◆ WHAT IS EXPECTED: Omit all pictures. Copy the rest of the material exactly.

>> Begin EXTRACTED MATERIAL

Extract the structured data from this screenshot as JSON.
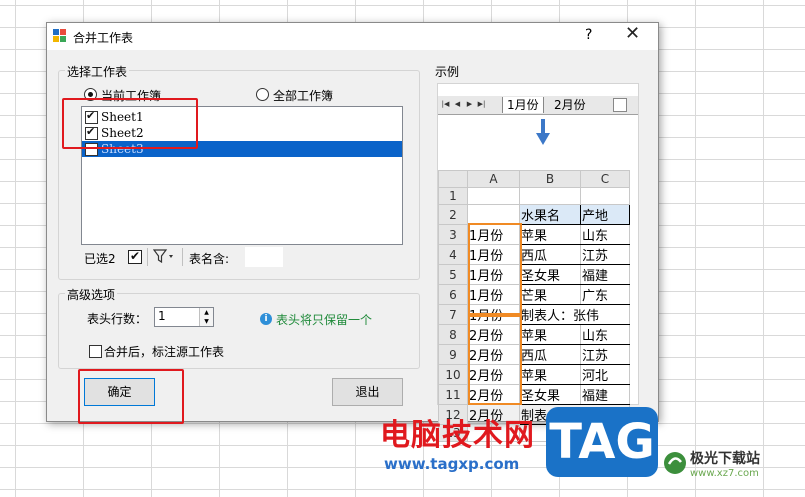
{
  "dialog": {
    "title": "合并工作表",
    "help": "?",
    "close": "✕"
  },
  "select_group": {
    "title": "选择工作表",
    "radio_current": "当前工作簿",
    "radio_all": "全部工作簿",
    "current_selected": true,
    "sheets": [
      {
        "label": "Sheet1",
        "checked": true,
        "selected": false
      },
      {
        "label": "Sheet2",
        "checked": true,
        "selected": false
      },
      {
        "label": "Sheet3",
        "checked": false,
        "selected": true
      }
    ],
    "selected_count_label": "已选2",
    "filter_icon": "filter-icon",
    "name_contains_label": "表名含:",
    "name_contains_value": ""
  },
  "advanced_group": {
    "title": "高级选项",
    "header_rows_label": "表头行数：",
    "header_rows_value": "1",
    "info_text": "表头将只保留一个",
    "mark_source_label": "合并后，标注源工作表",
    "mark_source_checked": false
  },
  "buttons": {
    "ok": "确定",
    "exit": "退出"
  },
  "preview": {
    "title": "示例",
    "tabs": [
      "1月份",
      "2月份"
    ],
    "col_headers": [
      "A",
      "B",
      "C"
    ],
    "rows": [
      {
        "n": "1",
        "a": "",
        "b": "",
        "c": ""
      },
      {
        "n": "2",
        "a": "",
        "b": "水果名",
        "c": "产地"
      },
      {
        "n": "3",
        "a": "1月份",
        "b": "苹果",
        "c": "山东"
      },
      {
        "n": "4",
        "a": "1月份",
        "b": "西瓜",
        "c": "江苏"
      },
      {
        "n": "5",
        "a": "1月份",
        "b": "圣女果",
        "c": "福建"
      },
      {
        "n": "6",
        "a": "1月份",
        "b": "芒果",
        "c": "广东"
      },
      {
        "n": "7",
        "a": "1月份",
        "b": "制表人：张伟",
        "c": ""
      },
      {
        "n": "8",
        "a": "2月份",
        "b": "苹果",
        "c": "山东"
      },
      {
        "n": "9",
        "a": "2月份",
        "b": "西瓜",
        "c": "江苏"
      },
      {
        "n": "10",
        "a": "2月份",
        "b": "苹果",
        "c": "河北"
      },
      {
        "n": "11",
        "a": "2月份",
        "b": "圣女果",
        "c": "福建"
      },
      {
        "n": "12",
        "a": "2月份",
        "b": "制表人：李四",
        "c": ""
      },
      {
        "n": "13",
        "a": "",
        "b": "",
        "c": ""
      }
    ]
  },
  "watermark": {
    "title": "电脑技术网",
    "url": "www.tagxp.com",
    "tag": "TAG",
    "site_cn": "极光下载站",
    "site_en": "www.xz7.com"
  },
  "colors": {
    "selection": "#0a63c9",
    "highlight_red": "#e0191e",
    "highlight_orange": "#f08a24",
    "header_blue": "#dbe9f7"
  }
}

>> End EXTRACTED MATERIAL

◆ ANSWER TO THE EXERCISE:
Extract the structured data from this screenshot as JSON.
{
  "dialog": {
    "title": "合并工作表",
    "help": "?",
    "close": "✕"
  },
  "select_group": {
    "title": "选择工作表",
    "radio_current": "当前工作簿",
    "radio_all": "全部工作簿",
    "current_selected": true,
    "sheets": [
      {
        "label": "Sheet1",
        "checked": true,
        "selected": false
      },
      {
        "label": "Sheet2",
        "checked": true,
        "selected": false
      },
      {
        "label": "Sheet3",
        "checked": false,
        "selected": true
      }
    ],
    "selected_count_label": "已选2",
    "filter_icon": "filter-icon",
    "name_contains_label": "表名含:",
    "name_contains_value": ""
  },
  "advanced_group": {
    "title": "高级选项",
    "header_rows_label": "表头行数：",
    "header_rows_value": "1",
    "info_text": "表头将只保留一个",
    "mark_source_label": "合并后，标注源工作表",
    "mark_source_checked": false
  },
  "buttons": {
    "ok": "确定",
    "exit": "退出"
  },
  "preview": {
    "title": "示例",
    "tabs": [
      "1月份",
      "2月份"
    ],
    "col_headers": [
      "A",
      "B",
      "C"
    ],
    "rows": [
      {
        "n": "1",
        "a": "",
        "b": "",
        "c": ""
      },
      {
        "n": "2",
        "a": "",
        "b": "水果名",
        "c": "产地"
      },
      {
        "n": "3",
        "a": "1月份",
        "b": "苹果",
        "c": "山东"
      },
      {
        "n": "4",
        "a": "1月份",
        "b": "西瓜",
        "c": "江苏"
      },
      {
        "n": "5",
        "a": "1月份",
        "b": "圣女果",
        "c": "福建"
      },
      {
        "n": "6",
        "a": "1月份",
        "b": "芒果",
        "c": "广东"
      },
      {
        "n": "7",
        "a": "1月份",
        "b": "制表人：张伟",
        "c": ""
      },
      {
        "n": "8",
        "a": "2月份",
        "b": "苹果",
        "c": "山东"
      },
      {
        "n": "9",
        "a": "2月份",
        "b": "西瓜",
        "c": "江苏"
      },
      {
        "n": "10",
        "a": "2月份",
        "b": "苹果",
        "c": "河北"
      },
      {
        "n": "11",
        "a": "2月份",
        "b": "圣女果",
        "c": "福建"
      },
      {
        "n": "12",
        "a": "2月份",
        "b": "制表人：李四",
        "c": ""
      },
      {
        "n": "13",
        "a": "",
        "b": "",
        "c": ""
      }
    ]
  },
  "watermark": {
    "title": "电脑技术网",
    "url": "www.tagxp.com",
    "tag": "TAG",
    "site_cn": "极光下载站",
    "site_en": "www.xz7.com"
  },
  "colors": {
    "selection": "#0a63c9",
    "highlight_red": "#e0191e",
    "highlight_orange": "#f08a24",
    "header_blue": "#dbe9f7"
  }
}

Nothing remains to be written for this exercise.